**SET TASK**
Leave out the pictures and repeat the rest of the material exactly.

++++++++++++++++++++

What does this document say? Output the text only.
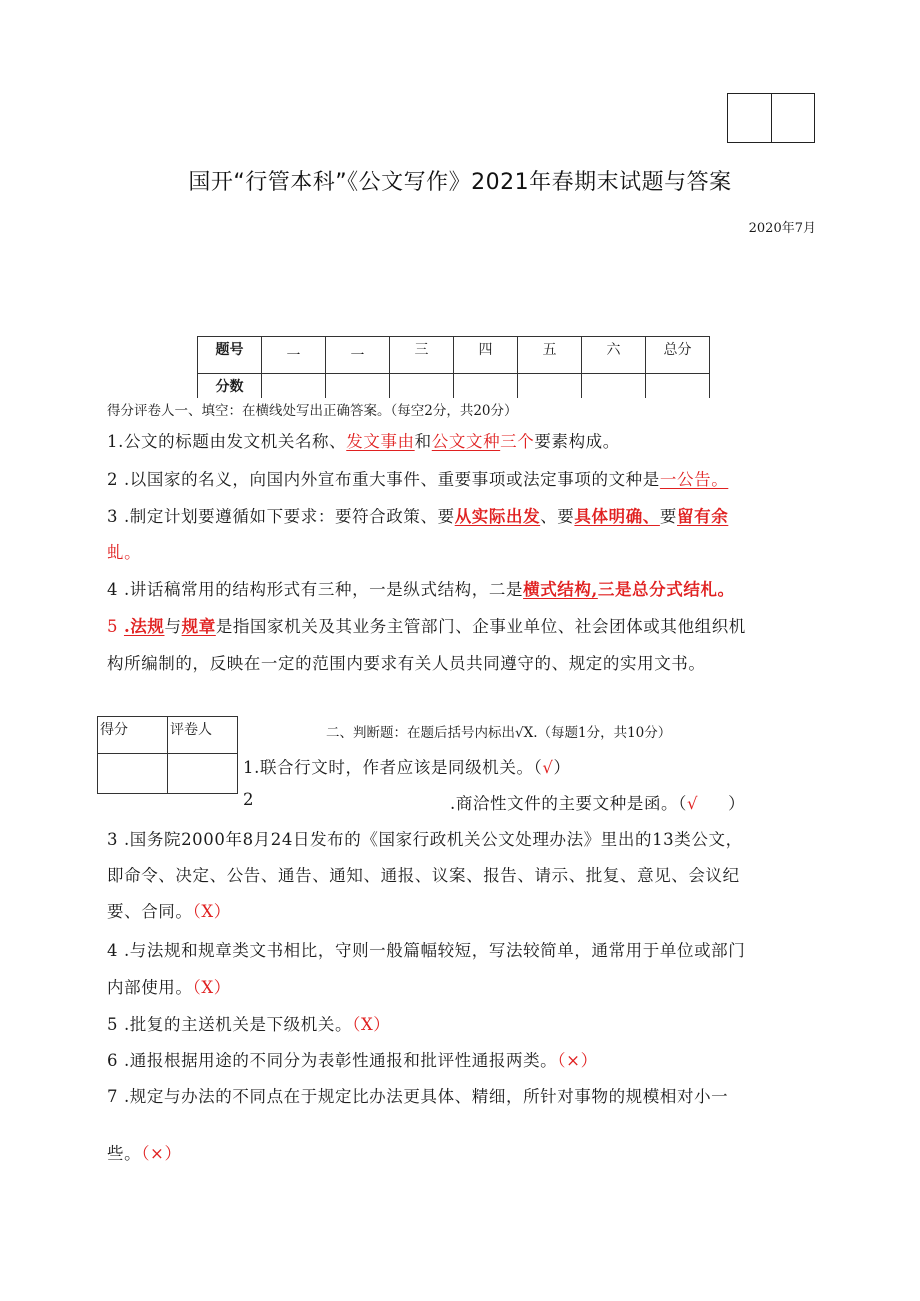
国开“行管本科”《公文写作》2021年春期末试题与答案
2020年7月
题号	一	一	三	四	五	六	总分
分数							
得分评卷人一、填空：在横线处写出正确答案。（每空2分，共20分）
1.公文的标题由发文机关名称、发文事由和公文文种三个要素构成。
2 .以国家的名义，向国内外宣布重大事件、重要事项或法定事项的文种是一公告。
3 .制定计划要遵循如下要求：要符合政策、要从实际出发、要具体明确、要留有余
虬。
4 .讲话稿常用的结构形式有三种，一是纵式结构，二是横式结构,三是总分式结札。
5 .法规与规章是指国家机关及其业务主管部门、企事业单位、社会团体或其他组织机
构所编制的，反映在一定的范围内要求有关人员共同遵守的、规定的实用文书。
得分	评卷人
		二、判断题：在题后括号内标出√X.（每题1分，共10分）
1.联合行文时，作者应该是同级机关。（√）
2	.商洽性文件的主要文种是函。（√ ）
3 .国务院2000年8月24日发布的《国家行政机关公文处理办法》里出的13类公文，
即命令、决定、公告、通告、通知、通报、议案、报告、请示、批复、意见、会议纪
要、合同。（X）
4 .与法规和规章类文书相比，守则一般篇幅较短，写法较简单，通常用于单位或部门
内部使用。（X）
5 .批复的主送机关是下级机关。（X）
6 .通报根据用途的不同分为表彰性通报和批评性通报两类。（×）
7 .规定与办法的不同点在于规定比办法更具体、精细，所针对事物的规模相对小一
些。（×）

++++++++++++++++++++

**EXPECTED OUTPUT**
What does this document say? Output the text only.
国开“行管本科”《公文写作》2021年春期末试题与答案
2020年7月
题号	一	一	三	四	五	六	总分
分数							
得分评卷人一、填空：在横线处写出正确答案。（每空2分，共20分）
1.公文的标题由发文机关名称、发文事由和公文文种三个要素构成。
2 .以国家的名义，向国内外宣布重大事件、重要事项或法定事项的文种是一公告。
3 .制定计划要遵循如下要求：要符合政策、要从实际出发、要具体明确、要留有余
虬。
4 .讲话稿常用的结构形式有三种，一是纵式结构，二是横式结构,三是总分式结札。
5 .法规与规章是指国家机关及其业务主管部门、企事业单位、社会团体或其他组织机
构所编制的，反映在一定的范围内要求有关人员共同遵守的、规定的实用文书。
得分	评卷人
		二、判断题：在题后括号内标出√X.（每题1分，共10分）
1.联合行文时，作者应该是同级机关。（√）
2	.商洽性文件的主要文种是函。（√ ）
3 .国务院2000年8月24日发布的《国家行政机关公文处理办法》里出的13类公文，
即命令、决定、公告、通告、通知、通报、议案、报告、请示、批复、意见、会议纪
要、合同。（X）
4 .与法规和规章类文书相比，守则一般篇幅较短，写法较简单，通常用于单位或部门
内部使用。（X）
5 .批复的主送机关是下级机关。（X）
6 .通报根据用途的不同分为表彰性通报和批评性通报两类。（×）
7 .规定与办法的不同点在于规定比办法更具体、精细，所针对事物的规模相对小一
些。（×）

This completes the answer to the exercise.